Year 4 Medical Student Oncology Tutorials 2015/16


Prostate cancer – Case 1

Case and questions given to the students

A 60 year old gentleman presented to the GP with frequency and occasional feeling of incomplete emptying. Urine was
tested to rule out infection and he had a blood test for PSA. This came back as 6.5 and the patient was referred to
urology for investigations for prostate cancer.

PSA can go up with prostatitis, digital rectal exam…


● PSA risk:
○ <10 ng/l = low risk
○ >20 ng/l = high risk

1. What are the relevant investigations?


● MRI prostate and pelvis: stage, localise (what area to target)
○ Pelvis for LN involvement
● Trans-? ultrasound
The histology was reported as Gleason Score 6 involving 1/14 cores involving less than 5% of the core.

2. What is Gleason Score? How is it calculated?


● 3+3 = low risk prostate cancer
Gleason score:
● </6 = low risk
● 8-10 = high risk
On clinical examination there was no evidence of extension beyond prostate. The findings were confirmed on MRI of
pelvis. Bone scan was negative for metastatic disease.

3. What are the different risk groups for early prostate cancer? How are they categorised?

4. What are the treatment options for the above patient? What are the advantages and disadvantages? Which
is the preferred option?
● Radiotherapy
● Prostatectomy
● Do nothing - i.e. active surveillance!!
○ Avoid SEs
● ADT can be as a neo-adjuvant before surgery

If patient is going to live less than 10 years - offer radical Tx (generally speaking)

..............................

* PROBLEMS TO SOLVE
A - Write out each numbered question in the prostate cancer case in full, in order.
B - Please repeat the prostate cancer case word for word, from "3. What are" to "Tx (generally speaking)".
The material below comes from a different source.

..............................

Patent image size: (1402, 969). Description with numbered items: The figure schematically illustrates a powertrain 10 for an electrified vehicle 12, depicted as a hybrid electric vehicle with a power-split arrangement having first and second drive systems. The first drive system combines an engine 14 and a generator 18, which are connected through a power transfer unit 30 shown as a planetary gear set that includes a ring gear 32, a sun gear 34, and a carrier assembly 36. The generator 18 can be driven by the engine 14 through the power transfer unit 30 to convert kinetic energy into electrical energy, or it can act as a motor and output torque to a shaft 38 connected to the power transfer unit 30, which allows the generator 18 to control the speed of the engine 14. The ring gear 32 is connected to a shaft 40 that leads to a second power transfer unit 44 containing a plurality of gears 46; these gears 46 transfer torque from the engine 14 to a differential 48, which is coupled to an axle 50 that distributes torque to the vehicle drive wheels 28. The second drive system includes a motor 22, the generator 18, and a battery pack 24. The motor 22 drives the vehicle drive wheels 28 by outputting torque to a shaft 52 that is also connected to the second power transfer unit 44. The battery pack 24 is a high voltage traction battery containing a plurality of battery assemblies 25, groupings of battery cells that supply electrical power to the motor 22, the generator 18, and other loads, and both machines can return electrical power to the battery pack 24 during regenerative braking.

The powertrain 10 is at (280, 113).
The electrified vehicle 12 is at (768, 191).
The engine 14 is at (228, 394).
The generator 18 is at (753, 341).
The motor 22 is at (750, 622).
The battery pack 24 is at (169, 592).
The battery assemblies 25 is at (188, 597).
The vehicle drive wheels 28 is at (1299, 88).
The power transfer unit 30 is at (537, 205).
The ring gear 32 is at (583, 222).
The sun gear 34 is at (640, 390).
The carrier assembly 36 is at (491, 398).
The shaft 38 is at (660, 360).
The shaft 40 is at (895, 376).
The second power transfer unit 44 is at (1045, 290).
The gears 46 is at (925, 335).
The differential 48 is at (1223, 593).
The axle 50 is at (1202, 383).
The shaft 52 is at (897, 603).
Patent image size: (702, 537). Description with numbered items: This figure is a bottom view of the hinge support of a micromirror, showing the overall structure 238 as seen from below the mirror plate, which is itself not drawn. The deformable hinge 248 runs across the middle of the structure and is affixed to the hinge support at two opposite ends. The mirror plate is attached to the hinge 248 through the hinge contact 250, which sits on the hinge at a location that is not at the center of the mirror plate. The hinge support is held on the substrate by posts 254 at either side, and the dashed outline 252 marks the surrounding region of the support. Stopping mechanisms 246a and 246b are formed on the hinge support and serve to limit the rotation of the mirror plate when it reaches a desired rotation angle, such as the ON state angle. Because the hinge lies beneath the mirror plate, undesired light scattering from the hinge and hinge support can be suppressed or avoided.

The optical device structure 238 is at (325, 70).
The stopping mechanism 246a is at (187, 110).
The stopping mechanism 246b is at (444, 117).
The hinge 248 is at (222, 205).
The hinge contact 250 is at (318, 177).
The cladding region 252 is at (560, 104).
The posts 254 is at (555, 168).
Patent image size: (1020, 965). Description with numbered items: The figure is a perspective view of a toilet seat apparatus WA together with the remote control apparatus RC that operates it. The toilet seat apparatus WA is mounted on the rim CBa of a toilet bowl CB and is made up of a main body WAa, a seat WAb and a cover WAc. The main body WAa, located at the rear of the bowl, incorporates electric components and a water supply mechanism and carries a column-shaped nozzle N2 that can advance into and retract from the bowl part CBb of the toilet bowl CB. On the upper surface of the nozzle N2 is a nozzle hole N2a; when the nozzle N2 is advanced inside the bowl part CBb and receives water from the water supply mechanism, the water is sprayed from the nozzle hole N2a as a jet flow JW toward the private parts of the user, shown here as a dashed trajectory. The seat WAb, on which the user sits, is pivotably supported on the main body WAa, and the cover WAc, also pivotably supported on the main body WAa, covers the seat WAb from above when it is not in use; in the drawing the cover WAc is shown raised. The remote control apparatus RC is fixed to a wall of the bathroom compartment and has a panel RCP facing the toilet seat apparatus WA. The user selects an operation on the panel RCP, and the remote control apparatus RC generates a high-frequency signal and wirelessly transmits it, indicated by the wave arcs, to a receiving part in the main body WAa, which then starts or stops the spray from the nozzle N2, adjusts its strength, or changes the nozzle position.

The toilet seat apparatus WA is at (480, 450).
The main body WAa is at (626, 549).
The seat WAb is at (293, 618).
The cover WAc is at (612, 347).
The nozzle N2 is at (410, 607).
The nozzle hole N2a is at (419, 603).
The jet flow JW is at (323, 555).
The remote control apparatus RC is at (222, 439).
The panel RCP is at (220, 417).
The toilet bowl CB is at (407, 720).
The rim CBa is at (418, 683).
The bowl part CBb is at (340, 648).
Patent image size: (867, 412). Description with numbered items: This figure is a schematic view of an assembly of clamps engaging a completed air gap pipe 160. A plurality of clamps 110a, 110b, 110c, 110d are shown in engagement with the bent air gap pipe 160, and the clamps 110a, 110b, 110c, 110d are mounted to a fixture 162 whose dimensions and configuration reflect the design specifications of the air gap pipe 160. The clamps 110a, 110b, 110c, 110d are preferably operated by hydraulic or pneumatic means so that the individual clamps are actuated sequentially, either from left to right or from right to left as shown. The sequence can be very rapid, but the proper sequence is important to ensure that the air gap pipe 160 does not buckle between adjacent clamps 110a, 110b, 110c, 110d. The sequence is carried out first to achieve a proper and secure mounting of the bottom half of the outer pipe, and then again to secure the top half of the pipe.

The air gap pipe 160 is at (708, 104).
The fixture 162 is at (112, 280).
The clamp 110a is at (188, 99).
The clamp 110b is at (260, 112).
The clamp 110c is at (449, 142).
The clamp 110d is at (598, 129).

..............................

* RESULTS IN ORDER
A -
1. What are the relevant investigations?
2. What is Gleason Score? How is it calculated?
3. What are the different risk groups for early prostate cancer? How are they categorised?
4. What are the treatment options for the above patient? What are the advantages and disadvantages? Which is the preferred option?

B -
3. What are the different risk groups for early prostate cancer? How are they categorised?

4. What are the treatment options for the above patient? What are the advantages and disadvantages? Which
is the preferred option?
● Radiotherapy
● Prostatectomy
● Do nothing - i.e. active surveillance!!
○ Avoid SEs
● ADT can be as a neo-adjuvant before surgery

If patient is going to live less than 10 years - offer radical Tx (generally speaking)